* start Data records *

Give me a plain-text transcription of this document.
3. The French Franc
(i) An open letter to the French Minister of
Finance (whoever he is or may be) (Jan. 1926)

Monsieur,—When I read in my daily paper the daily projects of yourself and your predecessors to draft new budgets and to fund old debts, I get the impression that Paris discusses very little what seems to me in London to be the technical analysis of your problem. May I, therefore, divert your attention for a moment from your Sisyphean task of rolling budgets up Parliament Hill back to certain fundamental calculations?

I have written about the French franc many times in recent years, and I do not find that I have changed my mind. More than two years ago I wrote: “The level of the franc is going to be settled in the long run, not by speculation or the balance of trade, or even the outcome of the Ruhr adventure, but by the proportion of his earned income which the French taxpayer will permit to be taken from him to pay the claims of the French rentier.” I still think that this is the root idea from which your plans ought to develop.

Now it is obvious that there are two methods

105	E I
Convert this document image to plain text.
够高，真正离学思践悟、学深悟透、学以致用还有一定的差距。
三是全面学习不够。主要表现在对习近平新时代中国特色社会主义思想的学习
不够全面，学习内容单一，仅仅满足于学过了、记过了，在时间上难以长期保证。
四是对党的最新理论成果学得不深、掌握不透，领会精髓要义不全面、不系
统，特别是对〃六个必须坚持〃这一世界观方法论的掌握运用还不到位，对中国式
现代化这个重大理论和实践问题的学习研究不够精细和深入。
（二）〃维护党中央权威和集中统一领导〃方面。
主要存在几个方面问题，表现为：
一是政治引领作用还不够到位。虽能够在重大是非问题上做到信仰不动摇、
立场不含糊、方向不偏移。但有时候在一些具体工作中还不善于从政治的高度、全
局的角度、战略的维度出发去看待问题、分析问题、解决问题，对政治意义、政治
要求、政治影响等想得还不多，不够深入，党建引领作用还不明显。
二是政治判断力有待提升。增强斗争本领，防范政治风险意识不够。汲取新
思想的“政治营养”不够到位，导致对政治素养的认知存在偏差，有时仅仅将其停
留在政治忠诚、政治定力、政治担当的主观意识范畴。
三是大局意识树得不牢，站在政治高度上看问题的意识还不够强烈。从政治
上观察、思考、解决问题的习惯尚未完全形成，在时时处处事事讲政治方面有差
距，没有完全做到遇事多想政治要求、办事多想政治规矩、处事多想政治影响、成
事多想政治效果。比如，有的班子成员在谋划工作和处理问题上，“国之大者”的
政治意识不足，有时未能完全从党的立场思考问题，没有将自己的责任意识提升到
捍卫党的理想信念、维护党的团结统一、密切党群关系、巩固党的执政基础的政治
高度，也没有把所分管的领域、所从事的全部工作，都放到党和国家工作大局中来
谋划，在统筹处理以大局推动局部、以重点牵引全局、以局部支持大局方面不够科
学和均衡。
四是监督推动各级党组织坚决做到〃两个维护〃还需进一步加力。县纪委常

* end Data records *

▶ Required task: What needs duplicating is the run of lines from the one containing "Convert this document image to plain text." through the last line of the entries above, exact and complete.

▶ Worked solution:
Convert this document image to plain text.
够高，真正离学思践悟、学深悟透、学以致用还有一定的差距。
三是全面学习不够。主要表现在对习近平新时代中国特色社会主义思想的学习
不够全面，学习内容单一，仅仅满足于学过了、记过了，在时间上难以长期保证。
四是对党的最新理论成果学得不深、掌握不透，领会精髓要义不全面、不系
统，特别是对〃六个必须坚持〃这一世界观方法论的掌握运用还不到位，对中国式
现代化这个重大理论和实践问题的学习研究不够精细和深入。
（二）〃维护党中央权威和集中统一领导〃方面。
主要存在几个方面问题，表现为：
一是政治引领作用还不够到位。虽能够在重大是非问题上做到信仰不动摇、
立场不含糊、方向不偏移。但有时候在一些具体工作中还不善于从政治的高度、全
局的角度、战略的维度出发去看待问题、分析问题、解决问题，对政治意义、政治
要求、政治影响等想得还不多，不够深入，党建引领作用还不明显。
二是政治判断力有待提升。增强斗争本领，防范政治风险意识不够。汲取新
思想的“政治营养”不够到位，导致对政治素养的认知存在偏差，有时仅仅将其停
留在政治忠诚、政治定力、政治担当的主观意识范畴。
三是大局意识树得不牢，站在政治高度上看问题的意识还不够强烈。从政治
上观察、思考、解决问题的习惯尚未完全形成，在时时处处事事讲政治方面有差
距，没有完全做到遇事多想政治要求、办事多想政治规矩、处事多想政治影响、成
事多想政治效果。比如，有的班子成员在谋划工作和处理问题上，“国之大者”的
政治意识不足，有时未能完全从党的立场思考问题，没有将自己的责任意识提升到
捍卫党的理想信念、维护党的团结统一、密切党群关系、巩固党的执政基础的政治
高度，也没有把所分管的领域、所从事的全部工作，都放到党和国家工作大局中来
谋划，在统筹处理以大局推动局部、以重点牵引全局、以局部支持大局方面不够科
学和均衡。
四是监督推动各级党组织坚决做到〃两个维护〃还需进一步加力。县纪委常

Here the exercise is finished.